▶ Exercise brief: Repeat every record below exactly as it appears.

Recorded data:
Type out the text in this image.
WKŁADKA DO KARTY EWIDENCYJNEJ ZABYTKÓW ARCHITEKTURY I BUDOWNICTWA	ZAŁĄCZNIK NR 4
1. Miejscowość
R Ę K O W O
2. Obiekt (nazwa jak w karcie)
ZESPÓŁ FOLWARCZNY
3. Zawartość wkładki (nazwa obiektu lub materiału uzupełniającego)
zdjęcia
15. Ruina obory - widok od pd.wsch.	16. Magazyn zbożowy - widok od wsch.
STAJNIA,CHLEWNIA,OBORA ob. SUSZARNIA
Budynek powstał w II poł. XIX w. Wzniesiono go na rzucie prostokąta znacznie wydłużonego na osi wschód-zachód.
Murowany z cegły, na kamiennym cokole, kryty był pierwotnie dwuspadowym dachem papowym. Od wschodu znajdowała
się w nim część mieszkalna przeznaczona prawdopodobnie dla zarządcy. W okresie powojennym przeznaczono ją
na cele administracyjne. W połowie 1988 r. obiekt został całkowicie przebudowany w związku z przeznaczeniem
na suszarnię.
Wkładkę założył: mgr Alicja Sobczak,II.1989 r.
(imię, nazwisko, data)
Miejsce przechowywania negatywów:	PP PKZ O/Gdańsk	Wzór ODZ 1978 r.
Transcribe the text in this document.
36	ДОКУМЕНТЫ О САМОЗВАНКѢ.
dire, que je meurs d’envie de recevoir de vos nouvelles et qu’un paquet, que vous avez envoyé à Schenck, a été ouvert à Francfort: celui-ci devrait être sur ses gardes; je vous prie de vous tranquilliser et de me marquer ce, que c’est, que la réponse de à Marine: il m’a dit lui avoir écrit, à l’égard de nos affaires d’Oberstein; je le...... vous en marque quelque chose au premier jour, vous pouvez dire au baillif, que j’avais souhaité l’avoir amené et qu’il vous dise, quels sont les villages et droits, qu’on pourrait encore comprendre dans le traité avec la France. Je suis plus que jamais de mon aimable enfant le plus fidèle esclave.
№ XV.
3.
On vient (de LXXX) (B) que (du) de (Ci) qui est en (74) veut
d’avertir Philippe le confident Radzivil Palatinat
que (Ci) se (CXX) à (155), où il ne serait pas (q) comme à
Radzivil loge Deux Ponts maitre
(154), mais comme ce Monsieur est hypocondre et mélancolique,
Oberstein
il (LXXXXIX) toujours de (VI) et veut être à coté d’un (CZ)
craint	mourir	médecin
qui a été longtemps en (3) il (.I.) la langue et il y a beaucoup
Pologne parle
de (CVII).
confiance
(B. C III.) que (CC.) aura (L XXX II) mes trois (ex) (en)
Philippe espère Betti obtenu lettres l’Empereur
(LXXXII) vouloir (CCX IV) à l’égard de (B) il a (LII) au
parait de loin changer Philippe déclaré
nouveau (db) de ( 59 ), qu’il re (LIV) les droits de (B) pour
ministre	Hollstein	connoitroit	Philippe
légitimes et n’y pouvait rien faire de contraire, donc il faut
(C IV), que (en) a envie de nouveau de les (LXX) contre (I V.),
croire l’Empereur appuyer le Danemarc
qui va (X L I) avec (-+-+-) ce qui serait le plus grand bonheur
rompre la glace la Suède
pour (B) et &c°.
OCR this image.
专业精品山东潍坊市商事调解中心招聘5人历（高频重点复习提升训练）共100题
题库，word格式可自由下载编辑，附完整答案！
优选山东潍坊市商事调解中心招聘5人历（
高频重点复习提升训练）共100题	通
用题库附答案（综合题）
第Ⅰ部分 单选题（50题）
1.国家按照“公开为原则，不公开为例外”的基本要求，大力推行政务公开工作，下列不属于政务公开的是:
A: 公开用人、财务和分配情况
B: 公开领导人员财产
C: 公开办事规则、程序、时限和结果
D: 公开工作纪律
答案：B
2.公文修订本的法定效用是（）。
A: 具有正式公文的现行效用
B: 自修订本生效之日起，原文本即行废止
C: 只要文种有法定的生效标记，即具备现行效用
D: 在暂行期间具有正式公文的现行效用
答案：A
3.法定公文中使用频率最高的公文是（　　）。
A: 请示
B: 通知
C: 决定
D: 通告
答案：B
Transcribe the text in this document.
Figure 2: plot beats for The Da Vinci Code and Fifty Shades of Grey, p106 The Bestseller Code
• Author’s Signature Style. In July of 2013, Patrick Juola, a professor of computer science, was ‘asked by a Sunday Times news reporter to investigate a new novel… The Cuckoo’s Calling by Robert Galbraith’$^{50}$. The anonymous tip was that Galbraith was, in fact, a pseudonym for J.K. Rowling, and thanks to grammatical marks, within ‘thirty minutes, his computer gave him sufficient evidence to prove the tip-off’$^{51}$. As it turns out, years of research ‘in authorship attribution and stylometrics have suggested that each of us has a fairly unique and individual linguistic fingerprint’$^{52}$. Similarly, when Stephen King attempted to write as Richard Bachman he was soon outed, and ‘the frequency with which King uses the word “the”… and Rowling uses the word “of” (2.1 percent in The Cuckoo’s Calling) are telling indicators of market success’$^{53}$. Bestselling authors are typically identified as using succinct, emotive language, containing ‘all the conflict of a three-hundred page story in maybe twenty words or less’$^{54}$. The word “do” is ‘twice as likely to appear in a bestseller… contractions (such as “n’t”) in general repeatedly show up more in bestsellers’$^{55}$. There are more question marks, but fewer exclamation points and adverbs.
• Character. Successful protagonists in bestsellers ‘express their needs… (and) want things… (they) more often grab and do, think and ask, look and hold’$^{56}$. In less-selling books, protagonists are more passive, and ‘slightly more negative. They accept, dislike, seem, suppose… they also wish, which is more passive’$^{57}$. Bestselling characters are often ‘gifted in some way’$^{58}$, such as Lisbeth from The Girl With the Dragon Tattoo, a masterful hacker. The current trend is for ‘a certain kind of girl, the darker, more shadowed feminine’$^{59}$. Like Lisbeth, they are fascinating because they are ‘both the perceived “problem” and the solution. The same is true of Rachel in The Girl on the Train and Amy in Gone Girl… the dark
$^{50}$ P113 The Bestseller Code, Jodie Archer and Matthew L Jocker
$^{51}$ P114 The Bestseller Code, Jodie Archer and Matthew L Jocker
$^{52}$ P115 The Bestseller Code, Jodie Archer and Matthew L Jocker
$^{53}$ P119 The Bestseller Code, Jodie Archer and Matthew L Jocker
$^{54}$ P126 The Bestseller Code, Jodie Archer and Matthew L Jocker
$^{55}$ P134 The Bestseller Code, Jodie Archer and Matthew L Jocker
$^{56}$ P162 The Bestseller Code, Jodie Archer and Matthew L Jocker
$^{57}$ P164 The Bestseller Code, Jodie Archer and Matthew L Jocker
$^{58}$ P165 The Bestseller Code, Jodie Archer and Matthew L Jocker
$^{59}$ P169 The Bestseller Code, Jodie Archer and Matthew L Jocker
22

▶ Reply to the task:
Type out the text in this image.
WKŁADKA DO KARTY EWIDENCYJNEJ ZABYTKÓW ARCHITEKTURY I BUDOWNICTWA	ZAŁĄCZNIK NR 4
1. Miejscowość
R Ę K O W O
2. Obiekt (nazwa jak w karcie)
ZESPÓŁ FOLWARCZNY
3. Zawartość wkładki (nazwa obiektu lub materiału uzupełniającego)
zdjęcia
15. Ruina obory - widok od pd.wsch.	16. Magazyn zbożowy - widok od wsch.
STAJNIA,CHLEWNIA,OBORA ob. SUSZARNIA
Budynek powstał w II poł. XIX w. Wzniesiono go na rzucie prostokąta znacznie wydłużonego na osi wschód-zachód.
Murowany z cegły, na kamiennym cokole, kryty był pierwotnie dwuspadowym dachem papowym. Od wschodu znajdowała
się w nim część mieszkalna przeznaczona prawdopodobnie dla zarządcy. W okresie powojennym przeznaczono ją
na cele administracyjne. W połowie 1988 r. obiekt został całkowicie przebudowany w związku z przeznaczeniem
na suszarnię.
Wkładkę założył: mgr Alicja Sobczak,II.1989 r.
(imię, nazwisko, data)
Miejsce przechowywania negatywów:	PP PKZ O/Gdańsk	Wzór ODZ 1978 r.
Transcribe the text in this document.
36	ДОКУМЕНТЫ О САМОЗВАНКѢ.
dire, que je meurs d’envie de recevoir de vos nouvelles et qu’un paquet, que vous avez envoyé à Schenck, a été ouvert à Francfort: celui-ci devrait être sur ses gardes; je vous prie de vous tranquilliser et de me marquer ce, que c’est, que la réponse de à Marine: il m’a dit lui avoir écrit, à l’égard de nos affaires d’Oberstein; je le...... vous en marque quelque chose au premier jour, vous pouvez dire au baillif, que j’avais souhaité l’avoir amené et qu’il vous dise, quels sont les villages et droits, qu’on pourrait encore comprendre dans le traité avec la France. Je suis plus que jamais de mon aimable enfant le plus fidèle esclave.
№ XV.
3.
On vient (de LXXX) (B) que (du) de (Ci) qui est en (74) veut
d’avertir Philippe le confident Radzivil Palatinat
que (Ci) se (CXX) à (155), où il ne serait pas (q) comme à
Radzivil loge Deux Ponts maitre
(154), mais comme ce Monsieur est hypocondre et mélancolique,
Oberstein
il (LXXXXIX) toujours de (VI) et veut être à coté d’un (CZ)
craint	mourir	médecin
qui a été longtemps en (3) il (.I.) la langue et il y a beaucoup
Pologne parle
de (CVII).
confiance
(B. C III.) que (CC.) aura (L XXX II) mes trois (ex) (en)
Philippe espère Betti obtenu lettres l’Empereur
(LXXXII) vouloir (CCX IV) à l’égard de (B) il a (LII) au
parait de loin changer Philippe déclaré
nouveau (db) de ( 59 ), qu’il re (LIV) les droits de (B) pour
ministre	Hollstein	connoitroit	Philippe
légitimes et n’y pouvait rien faire de contraire, donc il faut
(C IV), que (en) a envie de nouveau de les (LXX) contre (I V.),
croire l’Empereur appuyer le Danemarc
qui va (X L I) avec (-+-+-) ce qui serait le plus grand bonheur
rompre la glace la Suède
pour (B) et &c°.
OCR this image.
专业精品山东潍坊市商事调解中心招聘5人历（高频重点复习提升训练）共100题
题库，word格式可自由下载编辑，附完整答案！
优选山东潍坊市商事调解中心招聘5人历（
高频重点复习提升训练）共100题	通
用题库附答案（综合题）
第Ⅰ部分 单选题（50题）
1.国家按照“公开为原则，不公开为例外”的基本要求，大力推行政务公开工作，下列不属于政务公开的是:
A: 公开用人、财务和分配情况
B: 公开领导人员财产
C: 公开办事规则、程序、时限和结果
D: 公开工作纪律
答案：B
2.公文修订本的法定效用是（）。
A: 具有正式公文的现行效用
B: 自修订本生效之日起，原文本即行废止
C: 只要文种有法定的生效标记，即具备现行效用
D: 在暂行期间具有正式公文的现行效用
答案：A
3.法定公文中使用频率最高的公文是（　　）。
A: 请示
B: 通知
C: 决定
D: 通告
答案：B
Transcribe the text in this document.
Figure 2: plot beats for The Da Vinci Code and Fifty Shades of Grey, p106 The Bestseller Code
• Author’s Signature Style. In July of 2013, Patrick Juola, a professor of computer science, was ‘asked by a Sunday Times news reporter to investigate a new novel… The Cuckoo’s Calling by Robert Galbraith’$^{50}$. The anonymous tip was that Galbraith was, in fact, a pseudonym for J.K. Rowling, and thanks to grammatical marks, within ‘thirty minutes, his computer gave him sufficient evidence to prove the tip-off’$^{51}$. As it turns out, years of research ‘in authorship attribution and stylometrics have suggested that each of us has a fairly unique and individual linguistic fingerprint’$^{52}$. Similarly, when Stephen King attempted to write as Richard Bachman he was soon outed, and ‘the frequency with which King uses the word “the”… and Rowling uses the word “of” (2.1 percent in The Cuckoo’s Calling) are telling indicators of market success’$^{53}$. Bestselling authors are typically identified as using succinct, emotive language, containing ‘all the conflict of a three-hundred page story in maybe twenty words or less’$^{54}$. The word “do” is ‘twice as likely to appear in a bestseller… contractions (such as “n’t”) in general repeatedly show up more in bestsellers’$^{55}$. There are more question marks, but fewer exclamation points and adverbs.
• Character. Successful protagonists in bestsellers ‘express their needs… (and) want things… (they) more often grab and do, think and ask, look and hold’$^{56}$. In less-selling books, protagonists are more passive, and ‘slightly more negative. They accept, dislike, seem, suppose… they also wish, which is more passive’$^{57}$. Bestselling characters are often ‘gifted in some way’$^{58}$, such as Lisbeth from The Girl With the Dragon Tattoo, a masterful hacker. The current trend is for ‘a certain kind of girl, the darker, more shadowed feminine’$^{59}$. Like Lisbeth, they are fascinating because they are ‘both the perceived “problem” and the solution. The same is true of Rachel in The Girl on the Train and Amy in Gone Girl… the dark
$^{50}$ P113 The Bestseller Code, Jodie Archer and Matthew L Jocker
$^{51}$ P114 The Bestseller Code, Jodie Archer and Matthew L Jocker
$^{52}$ P115 The Bestseller Code, Jodie Archer and Matthew L Jocker
$^{53}$ P119 The Bestseller Code, Jodie Archer and Matthew L Jocker
$^{54}$ P126 The Bestseller Code, Jodie Archer and Matthew L Jocker
$^{55}$ P134 The Bestseller Code, Jodie Archer and Matthew L Jocker
$^{56}$ P162 The Bestseller Code, Jodie Archer and Matthew L Jocker
$^{57}$ P164 The Bestseller Code, Jodie Archer and Matthew L Jocker
$^{58}$ P165 The Bestseller Code, Jodie Archer and Matthew L Jocker
$^{59}$ P169 The Bestseller Code, Jodie Archer and Matthew L Jocker
22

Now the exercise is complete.